>>>

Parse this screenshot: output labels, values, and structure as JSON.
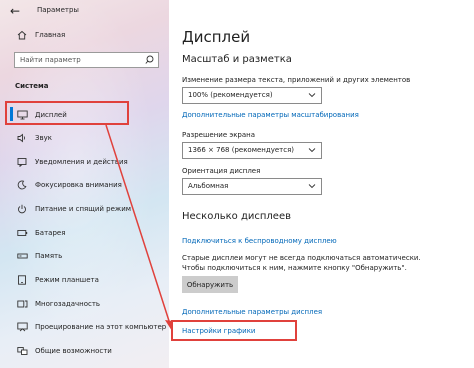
{
  "window": {
    "title": "Параметры",
    "back_icon": "back-arrow-icon"
  },
  "sidebar": {
    "home": {
      "label": "Главная",
      "icon": "home-icon"
    },
    "search_placeholder": "Найти параметр",
    "section": "Система",
    "items": [
      {
        "label": "Дисплей",
        "icon": "display-icon",
        "selected": true
      },
      {
        "label": "Звук",
        "icon": "speaker-icon"
      },
      {
        "label": "Уведомления и действия",
        "icon": "notifications-icon"
      },
      {
        "label": "Фокусировка внимания",
        "icon": "moon-icon"
      },
      {
        "label": "Питание и спящий режим",
        "icon": "power-icon"
      },
      {
        "label": "Батарея",
        "icon": "battery-icon"
      },
      {
        "label": "Память",
        "icon": "storage-icon"
      },
      {
        "label": "Режим планшета",
        "icon": "tablet-icon"
      },
      {
        "label": "Многозадачность",
        "icon": "multitasking-icon"
      },
      {
        "label": "Проецирование на этот компьютер",
        "icon": "projecting-icon"
      },
      {
        "label": "Общие возможности",
        "icon": "shared-experiences-icon"
      }
    ]
  },
  "main": {
    "title": "Дисплей",
    "scale_heading": "Масштаб и разметка",
    "scale_label": "Изменение размера текста, приложений и других элементов",
    "scale_value": "100% (рекомендуется)",
    "scale_link": "Дополнительные параметры масштабирования",
    "resolution_label": "Разрешение экрана",
    "resolution_value": "1366 × 768 (рекомендуется)",
    "orientation_label": "Ориентация дисплея",
    "orientation_value": "Альбомная",
    "multi_heading": "Несколько дисплеев",
    "wireless_link": "Подключиться к беспроводному дисплею",
    "old_displays_line1": "Старые дисплеи могут не всегда подключаться автоматически.",
    "old_displays_line2": "Чтобы подключиться к ним, нажмите кнопку \"Обнаружить\".",
    "detect_button": "Обнаружить",
    "advanced_link": "Дополнительные параметры дисплея",
    "graphics_link": "Настройки графики"
  },
  "accent_color": "#0078d7",
  "annotation_color": "#e0413c"
}
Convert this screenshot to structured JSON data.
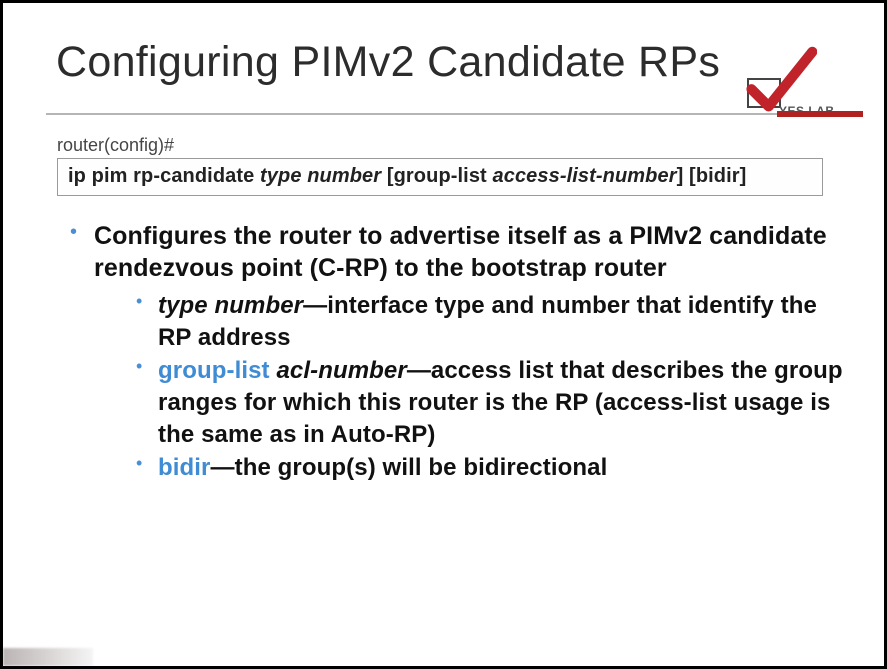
{
  "title": "Configuring PIMv2 Candidate RPs",
  "logo": {
    "text": "YES LAB"
  },
  "prompt": "router(config)#",
  "cmd": {
    "base": "ip pim rp-candidate",
    "arg1": "type number",
    "open1": "[",
    "kw1": "group-list",
    "arg2": "access-list-number",
    "close1": "]",
    "open2": "[",
    "kw2": "bidir",
    "close2": "]"
  },
  "bullets": {
    "main": "Configures the router to advertise itself as a PIMv2 candidate rendezvous point (C-RP) to the bootstrap router",
    "s1_arg": "type number",
    "s1_rest": "—interface type and number that identify the RP address",
    "s2_kw": "group-list",
    "s2_arg": "acl-number",
    "s2_rest": "—access list that describes the group ranges for which this router is the RP (access-list usage is the same as in Auto-RP)",
    "s3_kw": "bidir",
    "s3_rest": "—the group(s) will be bidirectional"
  }
}
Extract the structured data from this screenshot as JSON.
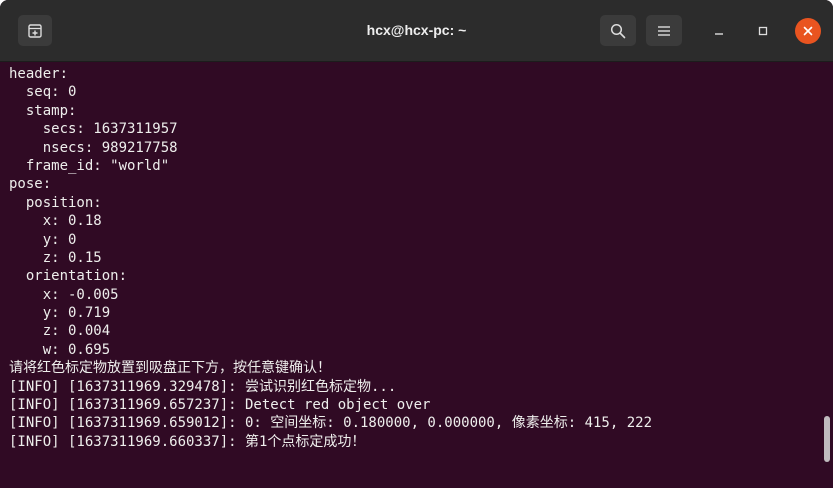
{
  "window": {
    "title": "hcx@hcx-pc: ~"
  },
  "icons": {
    "new_tab": "new-tab-icon",
    "search": "search-icon",
    "menu": "hamburger-menu-icon",
    "minimize": "minimize-icon",
    "maximize": "maximize-icon",
    "close": "close-icon"
  },
  "colors": {
    "terminal_bg": "#300a24",
    "titlebar_bg": "#2c2c2c",
    "text": "#eeeeec",
    "close_button": "#e95420"
  },
  "terminal": {
    "lines": [
      "header:",
      "  seq: 0",
      "  stamp:",
      "    secs: 1637311957",
      "    nsecs: 989217758",
      "  frame_id: \"world\"",
      "pose:",
      "  position:",
      "    x: 0.18",
      "    y: 0",
      "    z: 0.15",
      "  orientation:",
      "    x: -0.005",
      "    y: 0.719",
      "    z: 0.004",
      "    w: 0.695",
      "请将红色标定物放置到吸盘正下方，按任意键确认！",
      "[INFO] [1637311969.329478]: 尝试识别红色标定物...",
      "[INFO] [1637311969.657237]: Detect red object over",
      "[INFO] [1637311969.659012]: 0: 空间坐标: 0.180000, 0.000000, 像素坐标: 415, 222",
      "[INFO] [1637311969.660337]: 第1个点标定成功！"
    ]
  }
}
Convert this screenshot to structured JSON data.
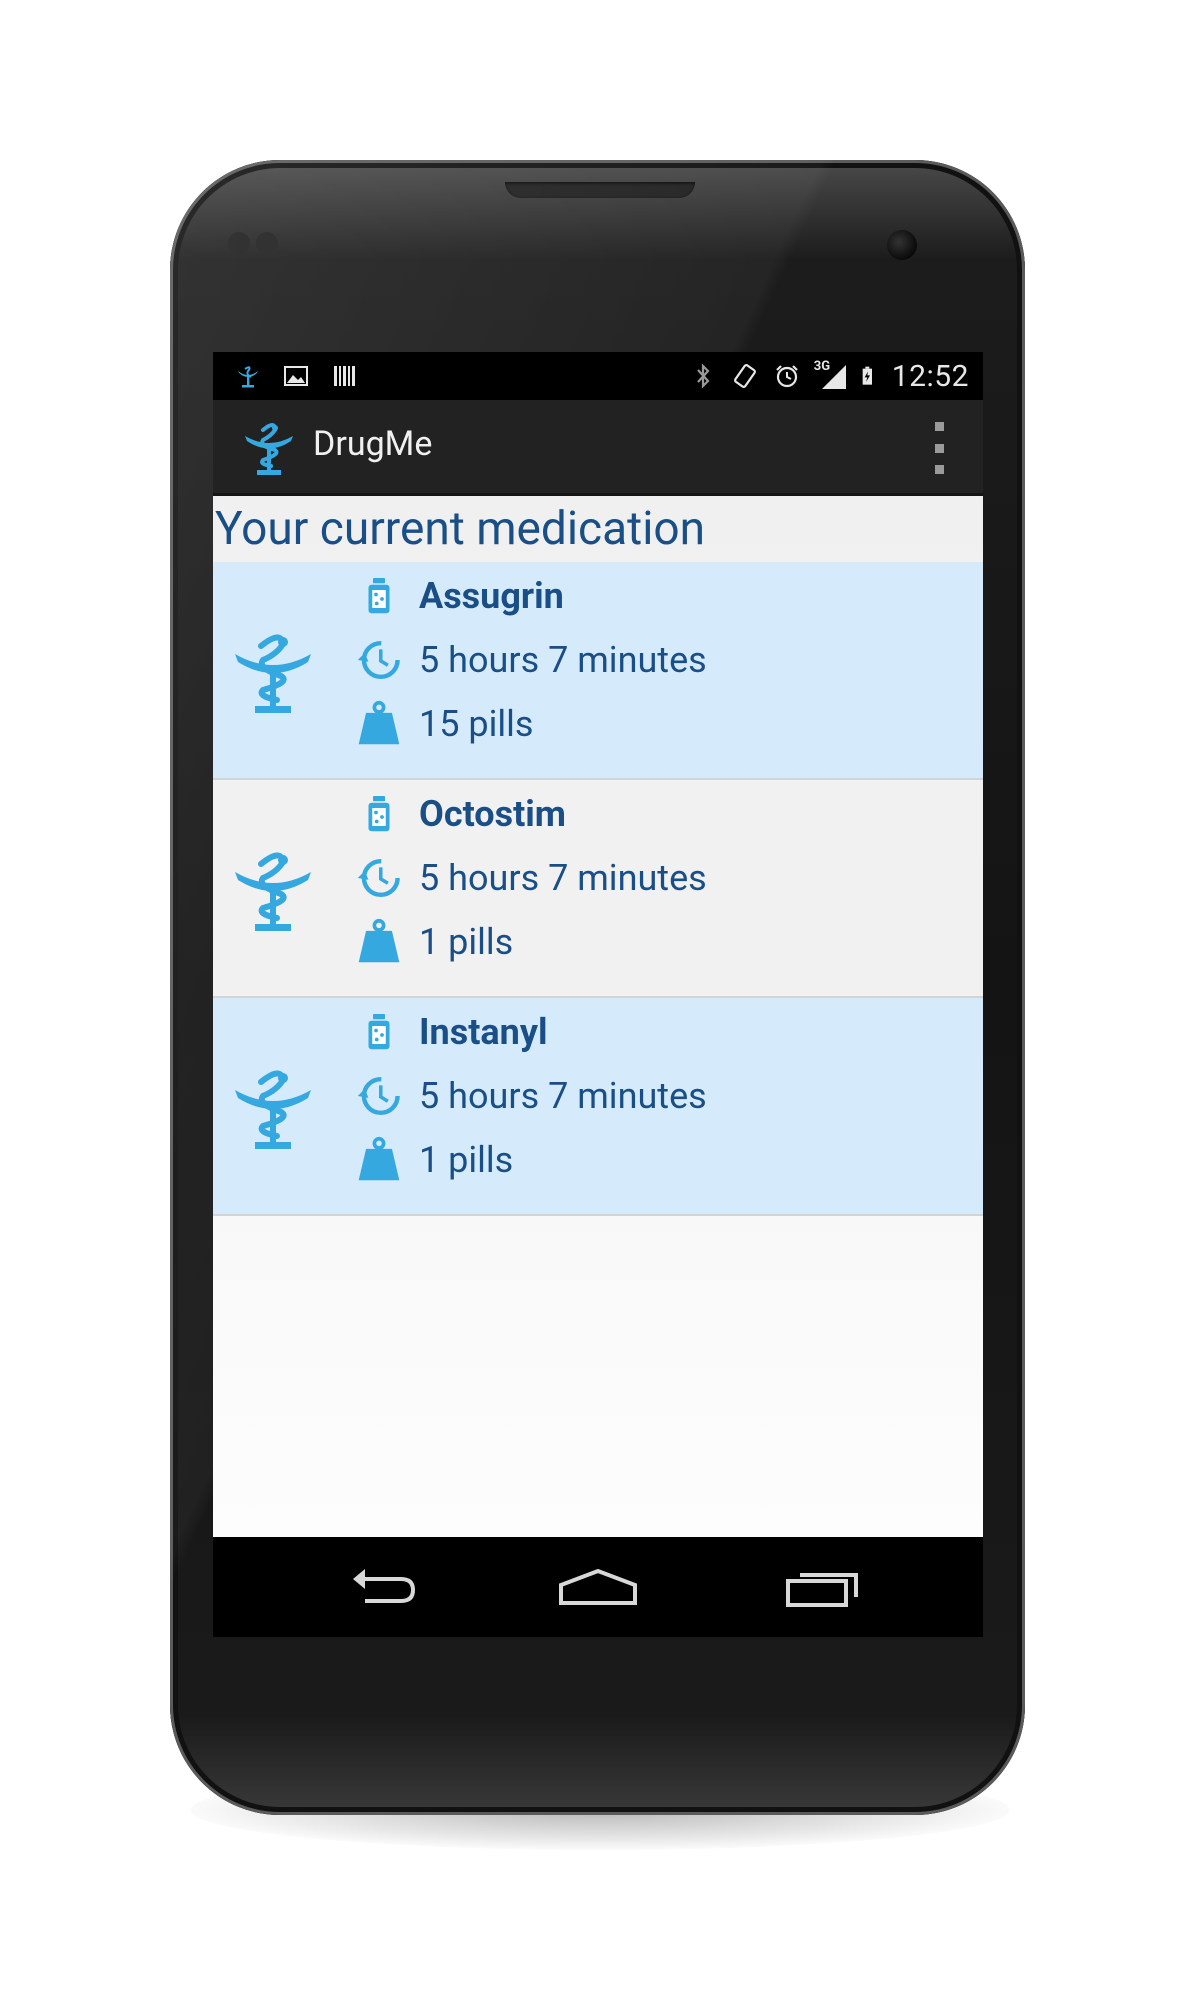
{
  "status_bar": {
    "time": "12:52",
    "network_label": "3G",
    "left_icons": [
      "app-notification-icon",
      "image-icon",
      "barcode-icon"
    ],
    "right_icons": [
      "bluetooth-icon",
      "rotate-icon",
      "alarm-icon",
      "signal-icon",
      "battery-icon"
    ]
  },
  "app_bar": {
    "title": "DrugMe",
    "logo_icon": "caduceus-bowl-icon",
    "menu_icon": "overflow-menu-icon"
  },
  "main": {
    "heading": "Your current medication",
    "medications": [
      {
        "name": "Assugrin",
        "time": "5 hours 7 minutes",
        "quantity": "15 pills",
        "highlighted": true
      },
      {
        "name": "Octostim",
        "time": "5 hours 7 minutes",
        "quantity": "1 pills",
        "highlighted": false
      },
      {
        "name": "Instanyl",
        "time": "5 hours 7 minutes",
        "quantity": "1 pills",
        "highlighted": true
      }
    ]
  },
  "nav_bar": {
    "buttons": [
      "back-icon",
      "home-icon",
      "recent-apps-icon"
    ]
  },
  "colors": {
    "accent_blue": "#35a8e0",
    "text_blue": "#1a4e86",
    "highlight_row": "#d5ebfb",
    "plain_row": "#f1f1f1"
  }
}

<<<

* To be done:
Copy out all the records exactly, excluding pictures.

* Worked solution:
Parse this screenshot: output labels, values, and structure as JSON.
{
  "window": {
    "title": "Параметры",
    "back_icon": "back-arrow-icon"
  },
  "sidebar": {
    "home": {
      "label": "Главная",
      "icon": "home-icon"
    },
    "search_placeholder": "Найти параметр",
    "section": "Система",
    "items": [
      {
        "label": "Дисплей",
        "icon": "display-icon",
        "selected": true
      },
      {
        "label": "Звук",
        "icon": "speaker-icon"
      },
      {
        "label": "Уведомления и действия",
        "icon": "notifications-icon"
      },
      {
        "label": "Фокусировка внимания",
        "icon": "moon-icon"
      },
      {
        "label": "Питание и спящий режим",
        "icon": "power-icon"
      },
      {
        "label": "Батарея",
        "icon": "battery-icon"
      },
      {
        "label": "Память",
        "icon": "storage-icon"
      },
      {
        "label": "Режим планшета",
        "icon": "tablet-icon"
      },
      {
        "label": "Многозадачность",
        "icon": "multitasking-icon"
      },
      {
        "label": "Проецирование на этот компьютер",
        "icon": "projecting-icon"
      },
      {
        "label": "Общие возможности",
        "icon": "shared-experiences-icon"
      }
    ]
  },
  "main": {
    "title": "Дисплей",
    "scale_heading": "Масштаб и разметка",
    "scale_label": "Изменение размера текста, приложений и других элементов",
    "scale_value": "100% (рекомендуется)",
    "scale_link": "Дополнительные параметры масштабирования",
    "resolution_label": "Разрешение экрана",
    "resolution_value": "1366 × 768 (рекомендуется)",
    "orientation_label": "Ориентация дисплея",
    "orientation_value": "Альбомная",
    "multi_heading": "Несколько дисплеев",
    "wireless_link": "Подключиться к беспроводному дисплею",
    "old_displays_line1": "Старые дисплеи могут не всегда подключаться автоматически.",
    "old_displays_line2": "Чтобы подключиться к ним, нажмите кнопку \"Обнаружить\".",
    "detect_button": "Обнаружить",
    "advanced_link": "Дополнительные параметры дисплея",
    "graphics_link": "Настройки графики"
  },
  "accent_color": "#0078d7",
  "annotation_color": "#e0413c"
}
Convert this screenshot to structured JSON data.
{
  "title": "Configuring PIMv2 Candidate RPs",
  "logo": {
    "text": "YES LAB"
  },
  "prompt": "router(config)#",
  "cmd": {
    "base": "ip pim rp-candidate",
    "arg1": "type number",
    "open1": "[",
    "kw1": "group-list",
    "arg2": "access-list-number",
    "close1": "]",
    "open2": "[",
    "kw2": "bidir",
    "close2": "]"
  },
  "bullets": {
    "main": "Configures the router to advertise itself as a PIMv2 candidate rendezvous point (C-RP) to the bootstrap router",
    "s1_arg": "type number",
    "s1_rest": "—interface type and number that identify the RP address",
    "s2_kw": "group-list",
    "s2_arg": "acl-number",
    "s2_rest": "—access list that describes the group ranges for which this router is the RP (access-list usage is the same as in Auto-RP)",
    "s3_kw": "bidir",
    "s3_rest": "—the group(s) will be bidirectional"
  }
}
Extract the structured data from this screenshot as JSON.
{
  "window": {
    "title": "hcx@hcx-pc: ~"
  },
  "icons": {
    "new_tab": "new-tab-icon",
    "search": "search-icon",
    "menu": "hamburger-menu-icon",
    "minimize": "minimize-icon",
    "maximize": "maximize-icon",
    "close": "close-icon"
  },
  "colors": {
    "terminal_bg": "#300a24",
    "titlebar_bg": "#2c2c2c",
    "text": "#eeeeec",
    "close_button": "#e95420"
  },
  "terminal": {
    "lines": [
      "header:",
      "  seq: 0",
      "  stamp:",
      "    secs: 1637311957",
      "    nsecs: 989217758",
      "  frame_id: \"world\"",
      "pose:",
      "  position:",
      "    x: 0.18",
      "    y: 0",
      "    z: 0.15",
      "  orientation:",
      "    x: -0.005",
      "    y: 0.719",
      "    z: 0.004",
      "    w: 0.695",
      "请将红色标定物放置到吸盘正下方，按任意键确认！",
      "[INFO] [1637311969.329478]: 尝试识别红色标定物...",
      "[INFO] [1637311969.657237]: Detect red object over",
      "[INFO] [1637311969.659012]: 0: 空间坐标: 0.180000, 0.000000, 像素坐标: 415, 222",
      "[INFO] [1637311969.660337]: 第1个点标定成功！"
    ]
  }
}
Convert this screenshot to structured JSON data.
{
  "status_bar": {
    "time": "12:52",
    "network_label": "3G",
    "left_icons": [
      "app-notification-icon",
      "image-icon",
      "barcode-icon"
    ],
    "right_icons": [
      "bluetooth-icon",
      "rotate-icon",
      "alarm-icon",
      "signal-icon",
      "battery-icon"
    ]
  },
  "app_bar": {
    "title": "DrugMe",
    "logo_icon": "caduceus-bowl-icon",
    "menu_icon": "overflow-menu-icon"
  },
  "main": {
    "heading": "Your current medication",
    "medications": [
      {
        "name": "Assugrin",
        "time": "5 hours 7 minutes",
        "quantity": "15 pills",
        "highlighted": true
      },
      {
        "name": "Octostim",
        "time": "5 hours 7 minutes",
        "quantity": "1 pills",
        "highlighted": false
      },
      {
        "name": "Instanyl",
        "time": "5 hours 7 minutes",
        "quantity": "1 pills",
        "highlighted": true
      }
    ]
  },
  "nav_bar": {
    "buttons": [
      "back-icon",
      "home-icon",
      "recent-apps-icon"
    ]
  },
  "colors": {
    "accent_blue": "#35a8e0",
    "text_blue": "#1a4e86",
    "highlight_row": "#d5ebfb",
    "plain_row": "#f1f1f1"
  }
}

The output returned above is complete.